Recorded data
------------------------
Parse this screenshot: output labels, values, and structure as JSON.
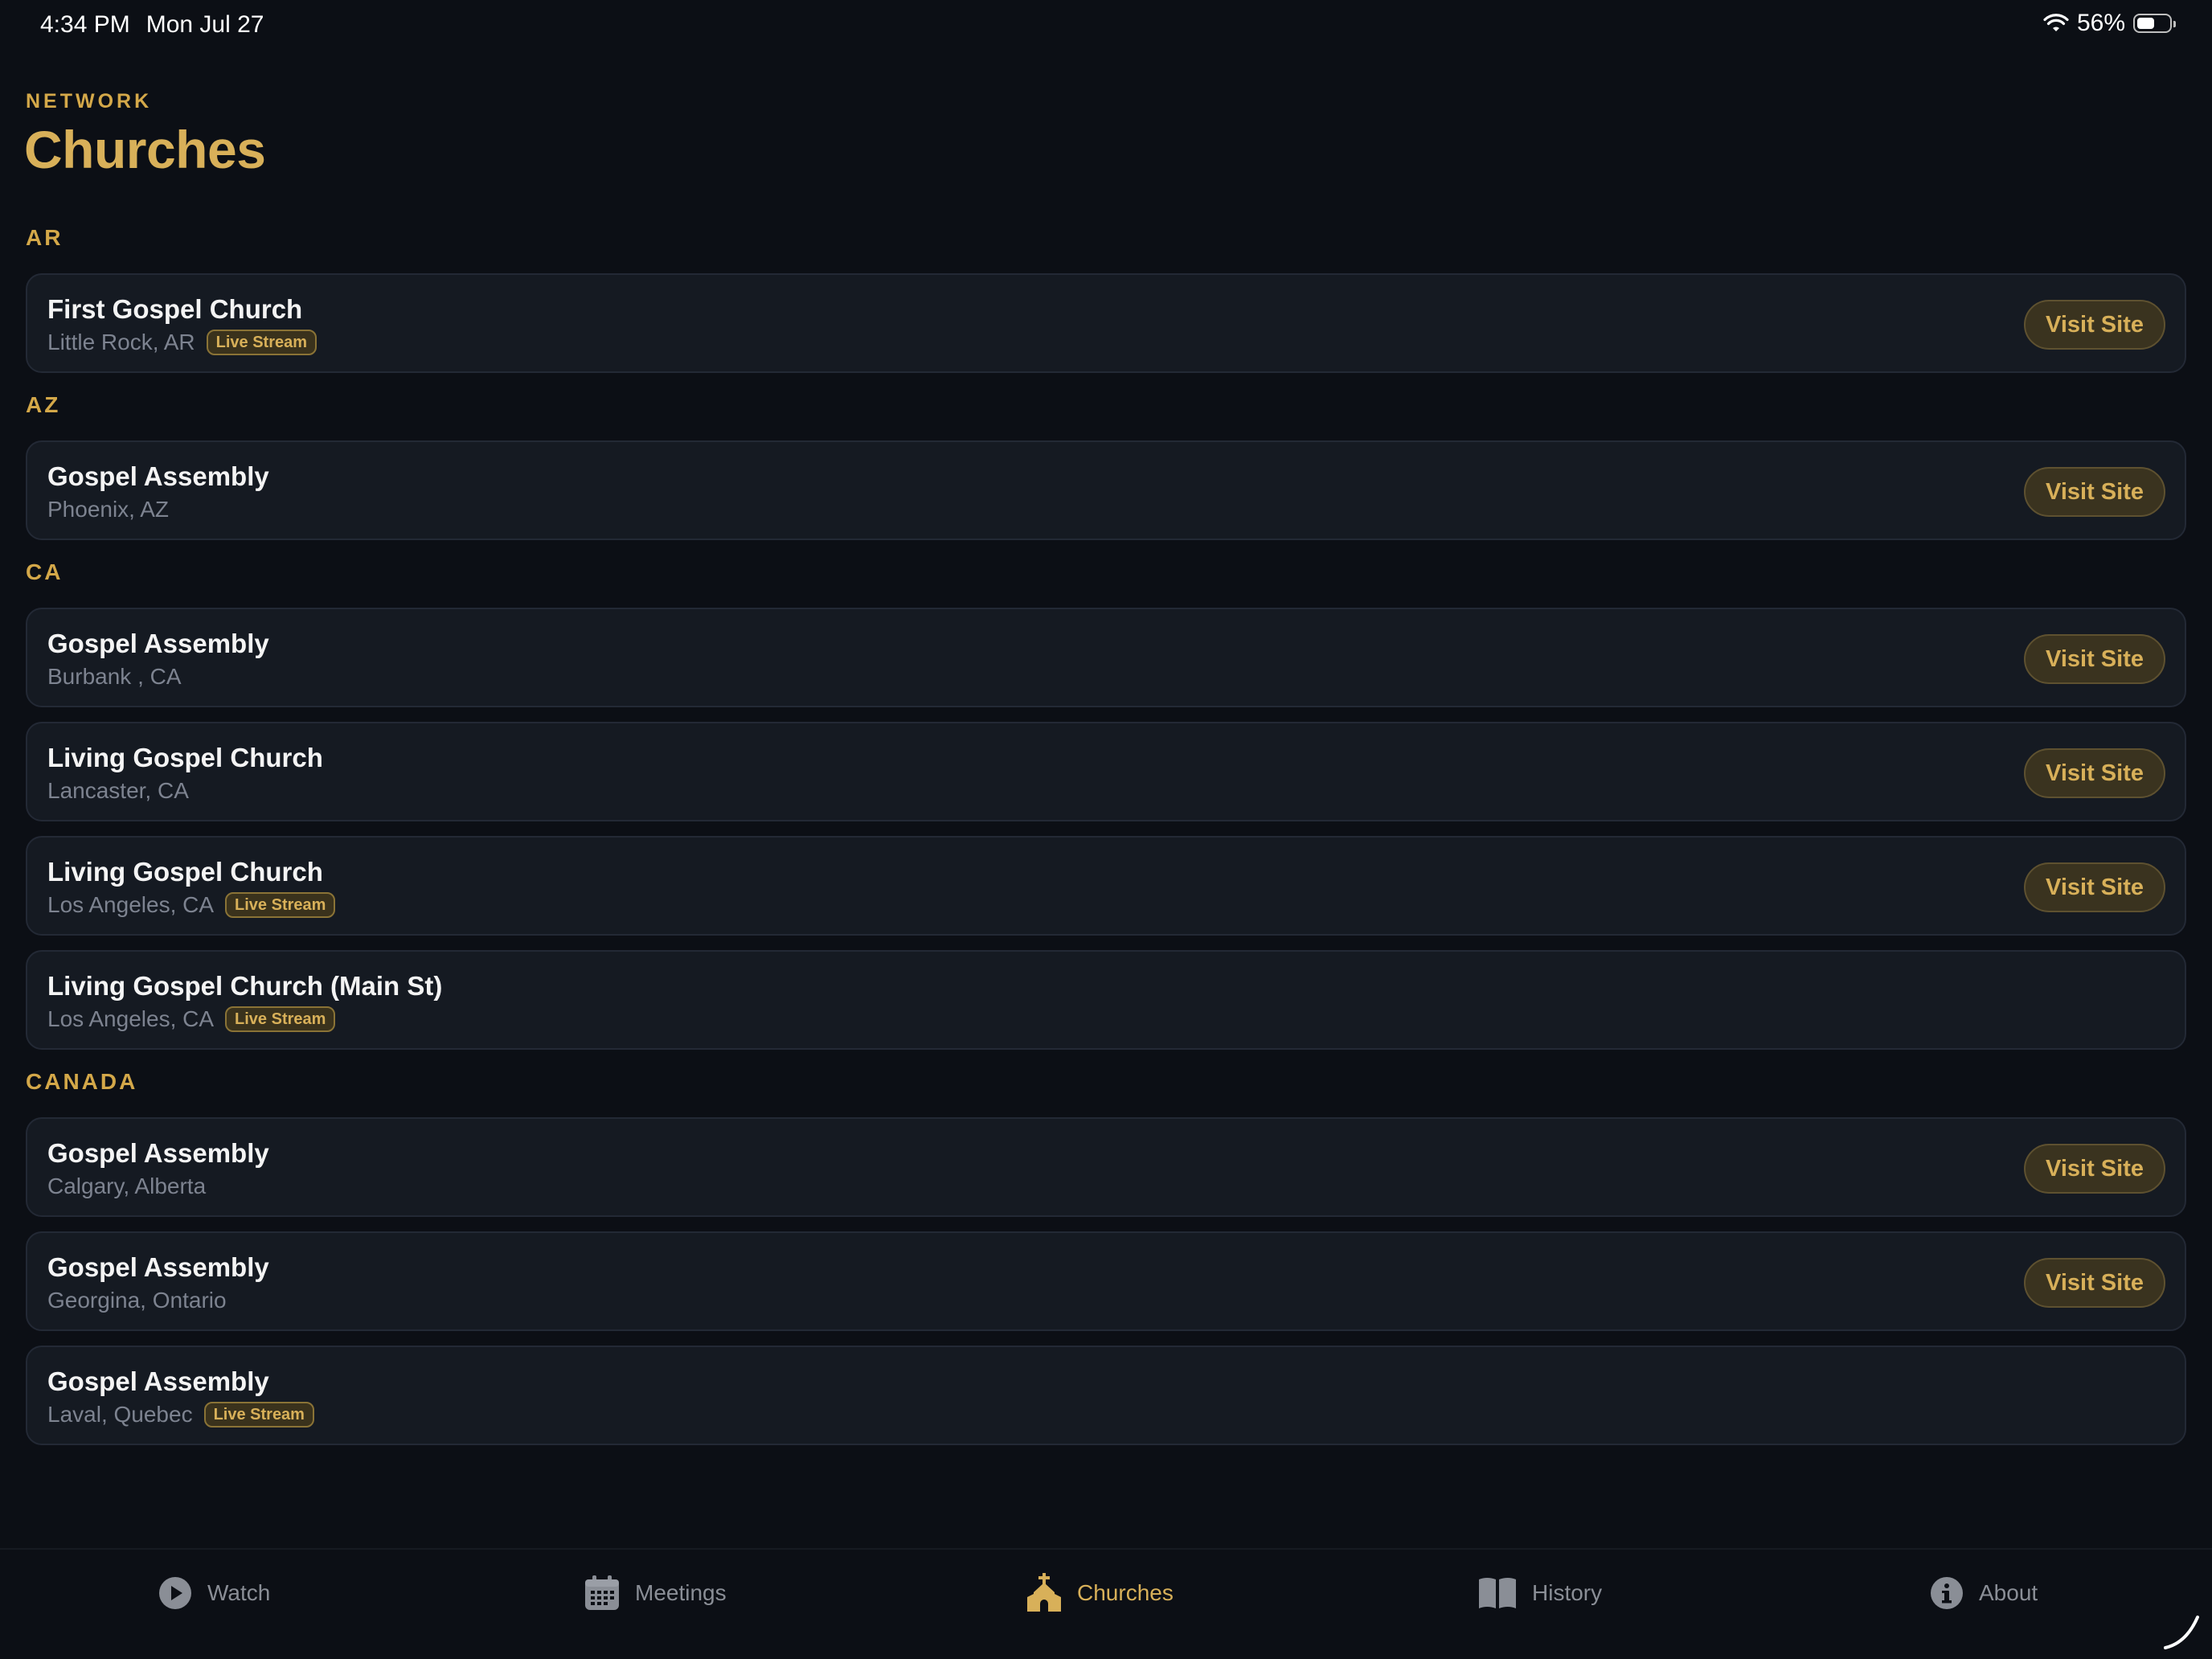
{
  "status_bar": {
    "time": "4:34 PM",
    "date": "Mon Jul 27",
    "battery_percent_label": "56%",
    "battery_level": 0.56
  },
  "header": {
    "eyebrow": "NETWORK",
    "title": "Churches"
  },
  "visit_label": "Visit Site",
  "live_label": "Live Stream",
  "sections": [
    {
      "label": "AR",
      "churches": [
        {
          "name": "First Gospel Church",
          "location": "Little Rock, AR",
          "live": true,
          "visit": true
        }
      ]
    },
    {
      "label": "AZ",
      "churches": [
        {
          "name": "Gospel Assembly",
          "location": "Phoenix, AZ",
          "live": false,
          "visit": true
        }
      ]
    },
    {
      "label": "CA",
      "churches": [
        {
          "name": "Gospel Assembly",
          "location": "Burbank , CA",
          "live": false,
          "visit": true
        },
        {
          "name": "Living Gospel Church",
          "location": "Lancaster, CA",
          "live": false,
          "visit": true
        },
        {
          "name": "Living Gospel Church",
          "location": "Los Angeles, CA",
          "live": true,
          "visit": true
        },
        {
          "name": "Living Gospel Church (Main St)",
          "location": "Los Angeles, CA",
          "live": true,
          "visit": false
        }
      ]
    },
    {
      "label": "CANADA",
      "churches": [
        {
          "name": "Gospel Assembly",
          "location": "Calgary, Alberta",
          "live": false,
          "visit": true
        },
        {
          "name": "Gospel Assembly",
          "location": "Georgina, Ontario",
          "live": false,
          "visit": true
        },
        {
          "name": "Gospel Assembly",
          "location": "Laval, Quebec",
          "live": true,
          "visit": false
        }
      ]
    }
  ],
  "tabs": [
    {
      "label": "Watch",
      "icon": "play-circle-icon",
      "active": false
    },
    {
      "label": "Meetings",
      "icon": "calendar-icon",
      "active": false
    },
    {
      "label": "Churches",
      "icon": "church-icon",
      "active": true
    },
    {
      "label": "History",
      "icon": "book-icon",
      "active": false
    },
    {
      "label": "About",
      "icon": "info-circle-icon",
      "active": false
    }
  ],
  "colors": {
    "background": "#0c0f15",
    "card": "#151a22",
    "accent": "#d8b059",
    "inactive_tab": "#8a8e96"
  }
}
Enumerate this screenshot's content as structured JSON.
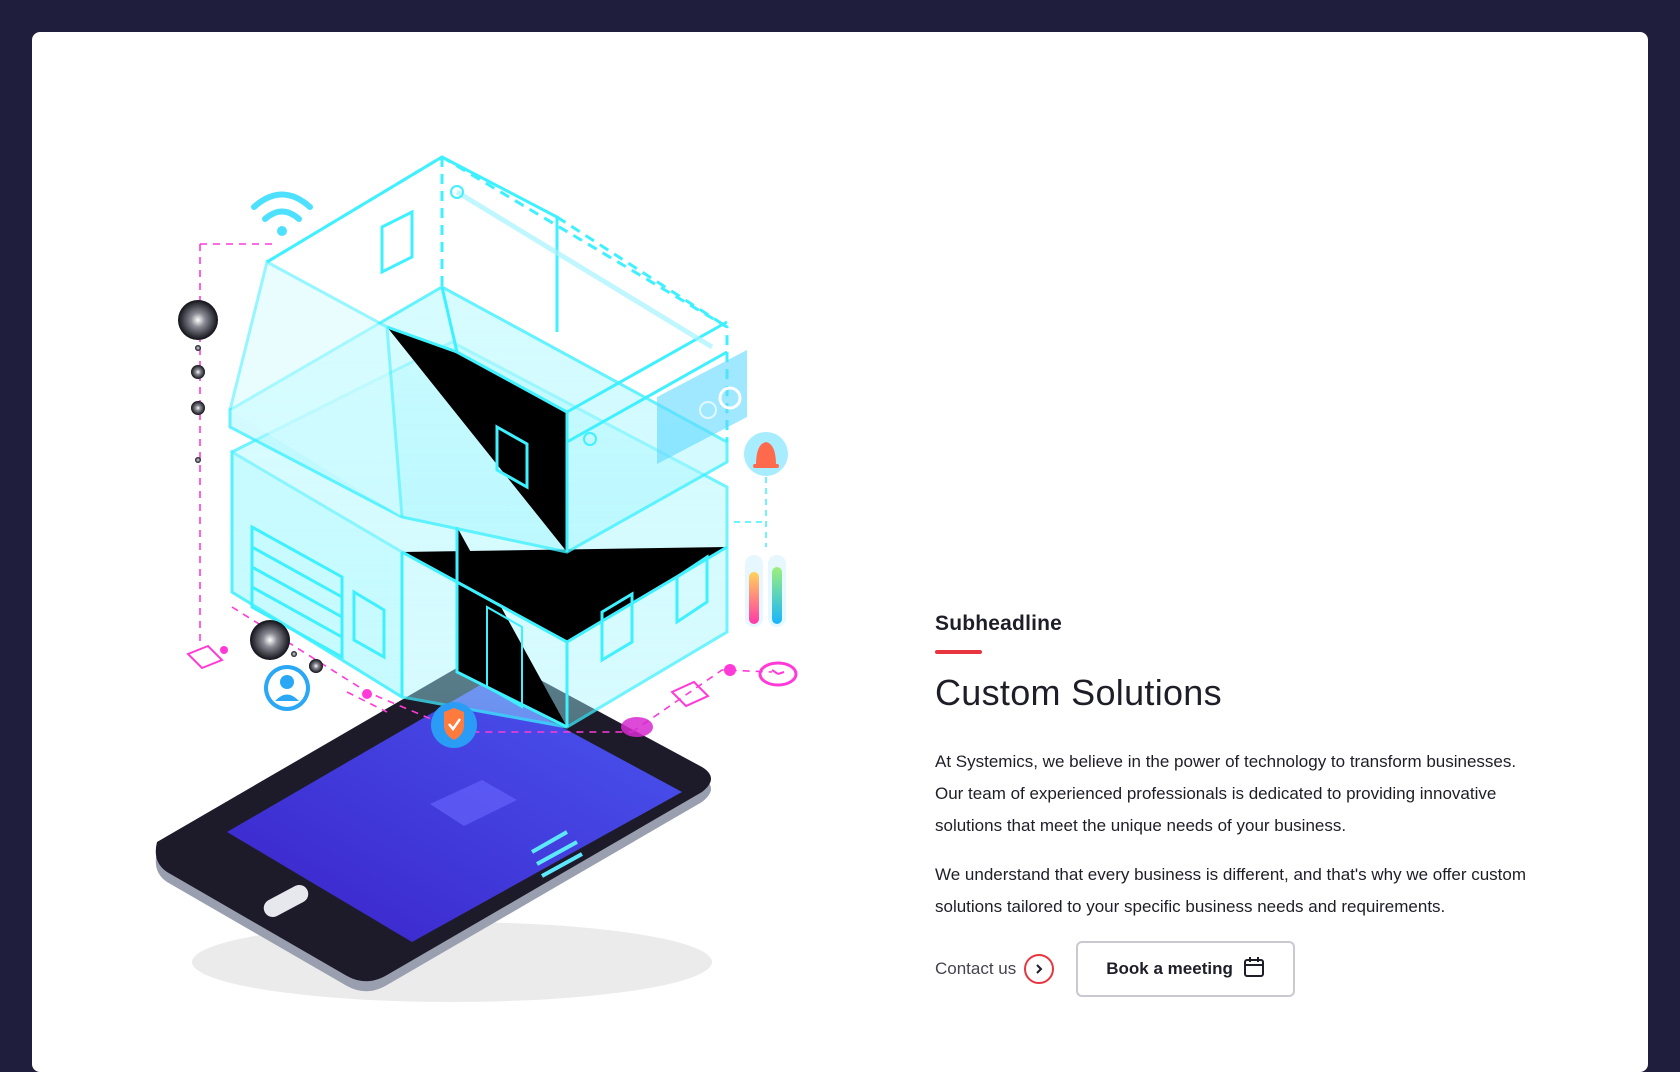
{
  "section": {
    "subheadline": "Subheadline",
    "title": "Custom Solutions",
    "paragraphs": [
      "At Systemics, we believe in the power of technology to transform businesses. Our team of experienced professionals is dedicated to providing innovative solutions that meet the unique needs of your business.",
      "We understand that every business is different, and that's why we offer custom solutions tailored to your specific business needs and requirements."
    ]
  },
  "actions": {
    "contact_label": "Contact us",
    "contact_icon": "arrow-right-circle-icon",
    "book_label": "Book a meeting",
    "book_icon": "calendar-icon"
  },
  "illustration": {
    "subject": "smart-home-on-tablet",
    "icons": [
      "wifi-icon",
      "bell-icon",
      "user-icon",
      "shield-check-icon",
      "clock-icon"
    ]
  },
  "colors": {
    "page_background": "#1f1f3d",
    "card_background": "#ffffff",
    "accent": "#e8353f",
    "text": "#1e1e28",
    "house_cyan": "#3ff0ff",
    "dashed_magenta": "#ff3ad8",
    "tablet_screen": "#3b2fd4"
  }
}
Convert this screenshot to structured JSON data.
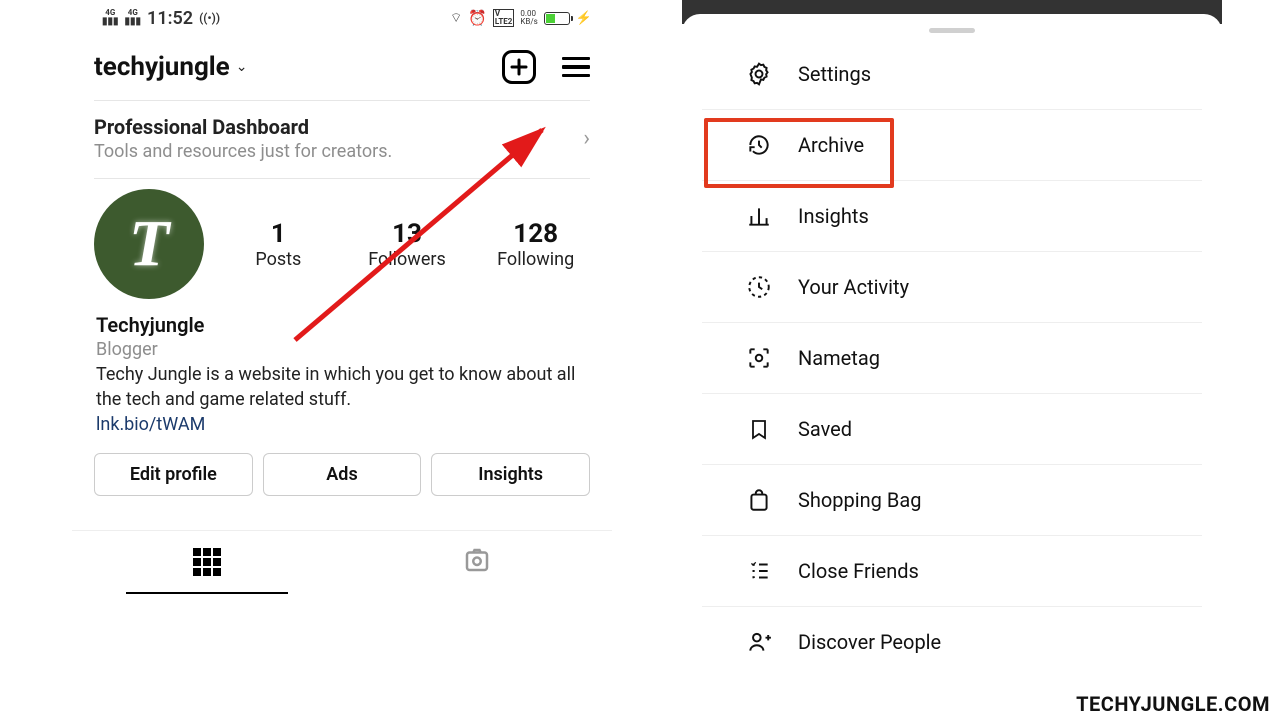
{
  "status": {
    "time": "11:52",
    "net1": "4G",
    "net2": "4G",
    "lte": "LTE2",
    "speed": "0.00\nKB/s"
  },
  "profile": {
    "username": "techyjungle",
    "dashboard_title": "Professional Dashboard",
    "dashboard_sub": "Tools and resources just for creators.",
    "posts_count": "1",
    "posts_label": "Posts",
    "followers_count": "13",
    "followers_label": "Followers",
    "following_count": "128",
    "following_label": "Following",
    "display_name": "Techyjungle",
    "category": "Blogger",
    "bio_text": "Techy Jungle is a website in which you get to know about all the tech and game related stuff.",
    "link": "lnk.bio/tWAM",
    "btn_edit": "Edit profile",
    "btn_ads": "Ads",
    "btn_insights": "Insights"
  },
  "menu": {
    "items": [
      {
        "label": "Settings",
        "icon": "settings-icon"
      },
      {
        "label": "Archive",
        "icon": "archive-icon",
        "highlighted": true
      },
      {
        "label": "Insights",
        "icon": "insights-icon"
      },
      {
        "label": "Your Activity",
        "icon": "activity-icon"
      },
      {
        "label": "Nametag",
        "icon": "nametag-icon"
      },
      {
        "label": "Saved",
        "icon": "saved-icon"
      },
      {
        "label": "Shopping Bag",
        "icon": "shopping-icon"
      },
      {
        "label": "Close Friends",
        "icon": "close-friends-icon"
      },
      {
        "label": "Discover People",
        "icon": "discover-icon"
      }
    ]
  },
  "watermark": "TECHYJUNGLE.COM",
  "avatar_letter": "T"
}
------------------------
Exercise instructions: Write out the material above again, word for word, minus its pictures.

Task solution:
Parse this screenshot: output labels, values, and structure as JSON.
{
  "status_bar": {
    "time": "4:34 PM",
    "date": "Mon Jul 27",
    "battery_percent_label": "56%",
    "battery_level": 0.56
  },
  "header": {
    "eyebrow": "NETWORK",
    "title": "Churches"
  },
  "visit_label": "Visit Site",
  "live_label": "Live Stream",
  "sections": [
    {
      "label": "AR",
      "churches": [
        {
          "name": "First Gospel Church",
          "location": "Little Rock, AR",
          "live": true,
          "visit": true
        }
      ]
    },
    {
      "label": "AZ",
      "churches": [
        {
          "name": "Gospel Assembly",
          "location": "Phoenix, AZ",
          "live": false,
          "visit": true
        }
      ]
    },
    {
      "label": "CA",
      "churches": [
        {
          "name": "Gospel Assembly",
          "location": "Burbank , CA",
          "live": false,
          "visit": true
        },
        {
          "name": "Living Gospel Church",
          "location": "Lancaster, CA",
          "live": false,
          "visit": true
        },
        {
          "name": "Living Gospel Church",
          "location": "Los Angeles, CA",
          "live": true,
          "visit": true
        },
        {
          "name": "Living Gospel Church (Main St)",
          "location": "Los Angeles, CA",
          "live": true,
          "visit": false
        }
      ]
    },
    {
      "label": "CANADA",
      "churches": [
        {
          "name": "Gospel Assembly",
          "location": "Calgary, Alberta",
          "live": false,
          "visit": true
        },
        {
          "name": "Gospel Assembly",
          "location": "Georgina, Ontario",
          "live": false,
          "visit": true
        },
        {
          "name": "Gospel Assembly",
          "location": "Laval, Quebec",
          "live": true,
          "visit": false
        }
      ]
    }
  ],
  "tabs": [
    {
      "label": "Watch",
      "icon": "play-circle-icon",
      "active": false
    },
    {
      "label": "Meetings",
      "icon": "calendar-icon",
      "active": false
    },
    {
      "label": "Churches",
      "icon": "church-icon",
      "active": true
    },
    {
      "label": "History",
      "icon": "book-icon",
      "active": false
    },
    {
      "label": "About",
      "icon": "info-circle-icon",
      "active": false
    }
  ],
  "colors": {
    "background": "#0c0f15",
    "card": "#151a22",
    "accent": "#d8b059",
    "inactive_tab": "#8a8e96"
  }
}
Enumerate this screenshot's content as structured JSON.
{
  "section": {
    "subheadline": "Subheadline",
    "title": "Custom Solutions",
    "paragraphs": [
      "At Systemics, we believe in the power of technology to transform businesses. Our team of experienced professionals is dedicated to providing innovative solutions that meet the unique needs of your business.",
      "We understand that every business is different, and that's why we offer custom solutions tailored to your specific business needs and requirements."
    ]
  },
  "actions": {
    "contact_label": "Contact us",
    "contact_icon": "arrow-right-circle-icon",
    "book_label": "Book a meeting",
    "book_icon": "calendar-icon"
  },
  "illustration": {
    "subject": "smart-home-on-tablet",
    "icons": [
      "wifi-icon",
      "bell-icon",
      "user-icon",
      "shield-check-icon",
      "clock-icon"
    ]
  },
  "colors": {
    "page_background": "#1f1f3d",
    "card_background": "#ffffff",
    "accent": "#e8353f",
    "text": "#1e1e28",
    "house_cyan": "#3ff0ff",
    "dashed_magenta": "#ff3ad8",
    "tablet_screen": "#3b2fd4"
  }
}
Convert this screenshot to structured JSON data.
{
  "status": {
    "time": "11:52",
    "net1": "4G",
    "net2": "4G",
    "lte": "LTE2",
    "speed": "0.00\nKB/s"
  },
  "profile": {
    "username": "techyjungle",
    "dashboard_title": "Professional Dashboard",
    "dashboard_sub": "Tools and resources just for creators.",
    "posts_count": "1",
    "posts_label": "Posts",
    "followers_count": "13",
    "followers_label": "Followers",
    "following_count": "128",
    "following_label": "Following",
    "display_name": "Techyjungle",
    "category": "Blogger",
    "bio_text": "Techy Jungle is a website in which you get to know about all the tech and game related stuff.",
    "link": "lnk.bio/tWAM",
    "btn_edit": "Edit profile",
    "btn_ads": "Ads",
    "btn_insights": "Insights"
  },
  "menu": {
    "items": [
      {
        "label": "Settings",
        "icon": "settings-icon"
      },
      {
        "label": "Archive",
        "icon": "archive-icon",
        "highlighted": true
      },
      {
        "label": "Insights",
        "icon": "insights-icon"
      },
      {
        "label": "Your Activity",
        "icon": "activity-icon"
      },
      {
        "label": "Nametag",
        "icon": "nametag-icon"
      },
      {
        "label": "Saved",
        "icon": "saved-icon"
      },
      {
        "label": "Shopping Bag",
        "icon": "shopping-icon"
      },
      {
        "label": "Close Friends",
        "icon": "close-friends-icon"
      },
      {
        "label": "Discover People",
        "icon": "discover-icon"
      }
    ]
  },
  "watermark": "TECHYJUNGLE.COM",
  "avatar_letter": "T"
}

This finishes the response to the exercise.